### What you will do
Below is a listing to write out in full, exactly as given, without its pictures.
===== Provided information =====
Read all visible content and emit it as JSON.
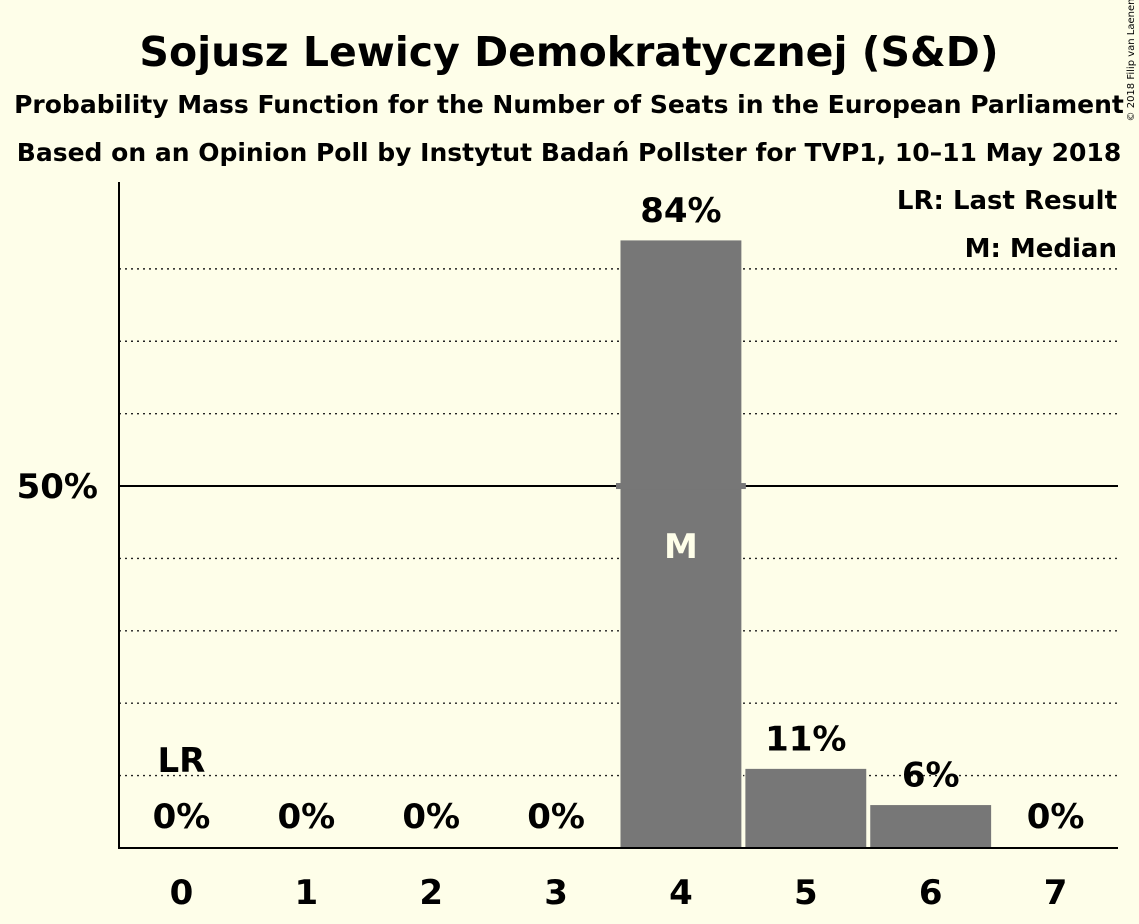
{
  "chart_data": {
    "type": "bar",
    "title": "Sojusz Lewicy Demokratycznej (S&D)",
    "subtitle_1": "Probability Mass Function for the Number of Seats in the European Parliament",
    "subtitle_2": "Based on an Opinion Poll by Instytut Badań Pollster for TVP1, 10–11 May 2018",
    "copyright": "© 2018 Filip van Laenen",
    "categories": [
      "0",
      "1",
      "2",
      "3",
      "4",
      "5",
      "6",
      "7"
    ],
    "values": [
      0,
      0,
      0,
      0,
      84,
      11,
      6,
      0
    ],
    "value_labels": [
      "0%",
      "0%",
      "0%",
      "0%",
      "84%",
      "11%",
      "6%",
      "0%"
    ],
    "ylim": [
      0,
      92
    ],
    "y_tick_label": "50%",
    "y_tick_value": 50,
    "gridlines": [
      10,
      20,
      30,
      40,
      60,
      70,
      80
    ],
    "last_result_seat": 0,
    "last_result_marker": "LR",
    "median_seat": 4,
    "median_marker": "M",
    "legend": [
      "LR: Last Result",
      "M: Median"
    ],
    "legend_position": "top-right",
    "bar_color": "#777777"
  }
}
=====
### Correct result
Read all visible content and emit it as JSON.
{
  "chart_data": {
    "type": "bar",
    "title": "Sojusz Lewicy Demokratycznej (S&D)",
    "subtitle_1": "Probability Mass Function for the Number of Seats in the European Parliament",
    "subtitle_2": "Based on an Opinion Poll by Instytut Badań Pollster for TVP1, 10–11 May 2018",
    "copyright": "© 2018 Filip van Laenen",
    "categories": [
      "0",
      "1",
      "2",
      "3",
      "4",
      "5",
      "6",
      "7"
    ],
    "values": [
      0,
      0,
      0,
      0,
      84,
      11,
      6,
      0
    ],
    "value_labels": [
      "0%",
      "0%",
      "0%",
      "0%",
      "84%",
      "11%",
      "6%",
      "0%"
    ],
    "ylim": [
      0,
      92
    ],
    "y_tick_label": "50%",
    "y_tick_value": 50,
    "gridlines": [
      10,
      20,
      30,
      40,
      60,
      70,
      80
    ],
    "last_result_seat": 0,
    "last_result_marker": "LR",
    "median_seat": 4,
    "median_marker": "M",
    "legend": [
      "LR: Last Result",
      "M: Median"
    ],
    "legend_position": "top-right",
    "bar_color": "#777777"
  }
}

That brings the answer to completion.